• What is needed: Copy the following records verbatim and give nothing else. Begin with the line that contains "Bar bbox=[107, 58, 126, 84]" and end with the line that contains "Bar bbox=[202, 58, 221, 84]". Include both of those lines.

# # # # # # #

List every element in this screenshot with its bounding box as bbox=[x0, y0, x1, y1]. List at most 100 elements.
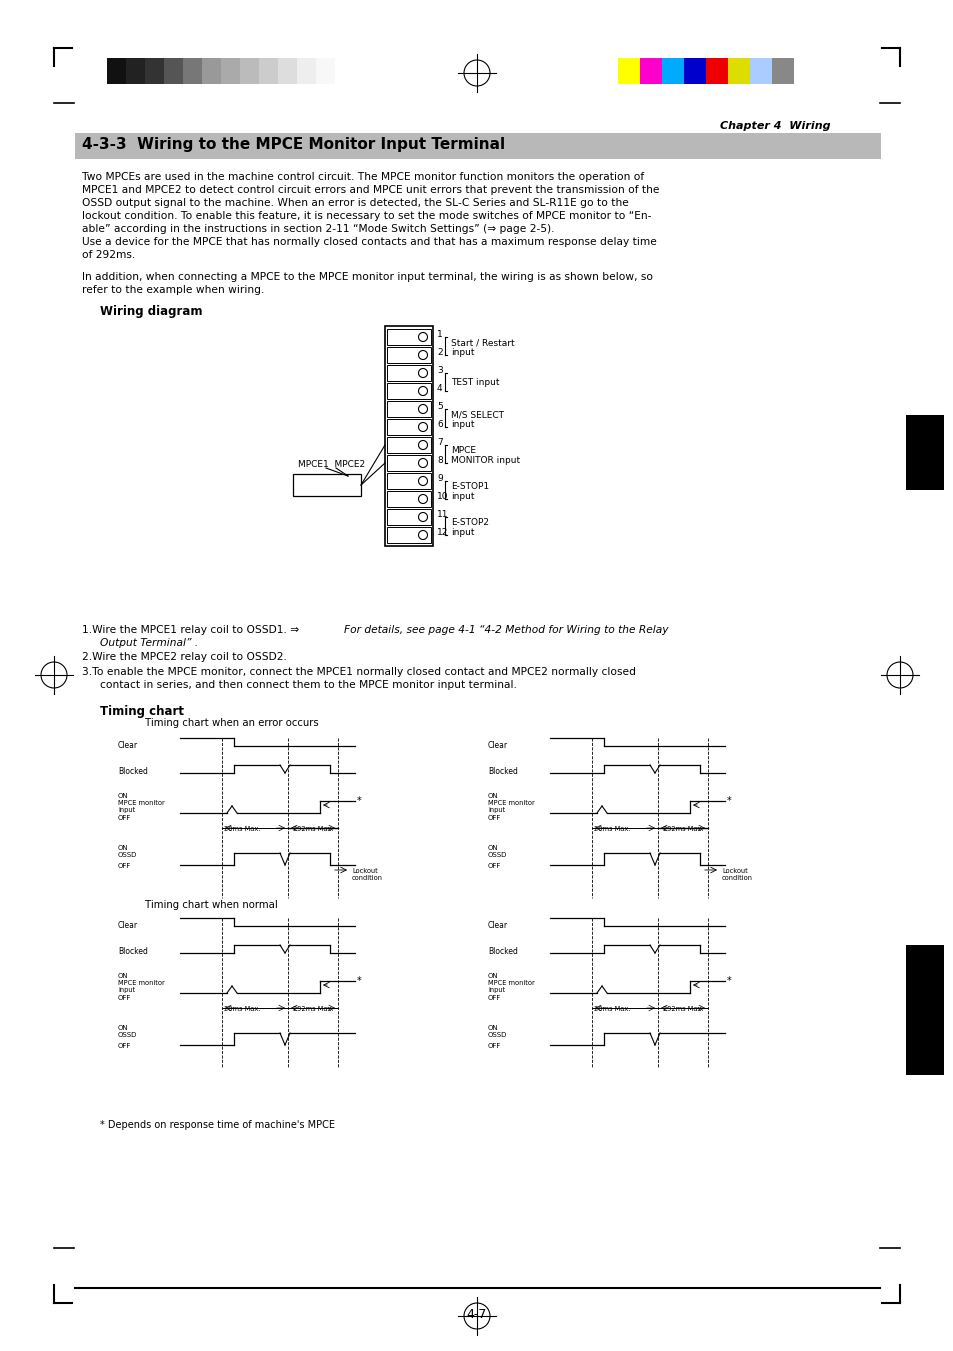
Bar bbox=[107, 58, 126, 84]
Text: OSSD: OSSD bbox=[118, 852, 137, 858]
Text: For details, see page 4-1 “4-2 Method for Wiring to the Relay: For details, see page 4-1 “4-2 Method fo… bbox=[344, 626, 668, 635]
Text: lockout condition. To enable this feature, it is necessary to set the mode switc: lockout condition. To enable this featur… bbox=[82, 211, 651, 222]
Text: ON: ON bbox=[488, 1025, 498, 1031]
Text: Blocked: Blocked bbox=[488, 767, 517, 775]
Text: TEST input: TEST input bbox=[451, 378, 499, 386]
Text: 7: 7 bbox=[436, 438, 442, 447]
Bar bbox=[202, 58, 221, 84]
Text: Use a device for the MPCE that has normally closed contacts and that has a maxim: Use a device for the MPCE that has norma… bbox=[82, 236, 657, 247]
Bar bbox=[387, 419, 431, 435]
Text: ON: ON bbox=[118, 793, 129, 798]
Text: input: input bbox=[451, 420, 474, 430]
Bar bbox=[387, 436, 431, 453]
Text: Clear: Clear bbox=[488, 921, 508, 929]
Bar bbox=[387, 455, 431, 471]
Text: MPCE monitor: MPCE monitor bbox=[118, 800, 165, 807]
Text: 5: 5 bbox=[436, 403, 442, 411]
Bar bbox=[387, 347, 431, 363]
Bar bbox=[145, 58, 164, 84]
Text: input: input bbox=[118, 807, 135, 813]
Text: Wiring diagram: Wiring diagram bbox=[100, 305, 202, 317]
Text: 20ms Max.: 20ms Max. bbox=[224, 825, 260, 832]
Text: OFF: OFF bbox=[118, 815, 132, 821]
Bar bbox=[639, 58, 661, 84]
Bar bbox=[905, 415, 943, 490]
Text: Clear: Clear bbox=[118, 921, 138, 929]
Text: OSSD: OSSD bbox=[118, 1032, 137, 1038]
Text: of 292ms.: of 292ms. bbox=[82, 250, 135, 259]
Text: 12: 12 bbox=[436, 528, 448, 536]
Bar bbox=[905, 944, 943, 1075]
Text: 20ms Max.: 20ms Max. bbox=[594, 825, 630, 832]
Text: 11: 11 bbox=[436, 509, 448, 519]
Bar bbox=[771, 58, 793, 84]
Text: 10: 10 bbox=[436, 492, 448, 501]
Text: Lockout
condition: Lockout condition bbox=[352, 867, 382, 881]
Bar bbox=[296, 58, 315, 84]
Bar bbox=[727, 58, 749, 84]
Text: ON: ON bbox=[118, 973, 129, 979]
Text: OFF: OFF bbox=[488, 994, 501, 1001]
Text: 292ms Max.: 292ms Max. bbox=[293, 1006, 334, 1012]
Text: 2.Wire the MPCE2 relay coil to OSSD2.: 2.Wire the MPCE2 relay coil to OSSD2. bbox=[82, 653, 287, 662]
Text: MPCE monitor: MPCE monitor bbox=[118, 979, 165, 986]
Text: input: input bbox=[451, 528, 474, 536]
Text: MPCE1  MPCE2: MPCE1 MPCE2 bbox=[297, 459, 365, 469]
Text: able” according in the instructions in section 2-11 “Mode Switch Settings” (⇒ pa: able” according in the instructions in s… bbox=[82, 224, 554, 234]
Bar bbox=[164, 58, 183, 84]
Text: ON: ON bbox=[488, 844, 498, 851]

# # # # # # #

• Task solution:
Bar bbox=[107, 58, 126, 84]
Text: OSSD: OSSD bbox=[118, 852, 137, 858]
Text: For details, see page 4-1 “4-2 Method for Wiring to the Relay: For details, see page 4-1 “4-2 Method fo… bbox=[344, 626, 668, 635]
Text: lockout condition. To enable this feature, it is necessary to set the mode switc: lockout condition. To enable this featur… bbox=[82, 211, 651, 222]
Text: ON: ON bbox=[488, 1025, 498, 1031]
Text: Blocked: Blocked bbox=[488, 767, 517, 775]
Text: TEST input: TEST input bbox=[451, 378, 499, 386]
Text: 7: 7 bbox=[436, 438, 442, 447]
Bar bbox=[202, 58, 221, 84]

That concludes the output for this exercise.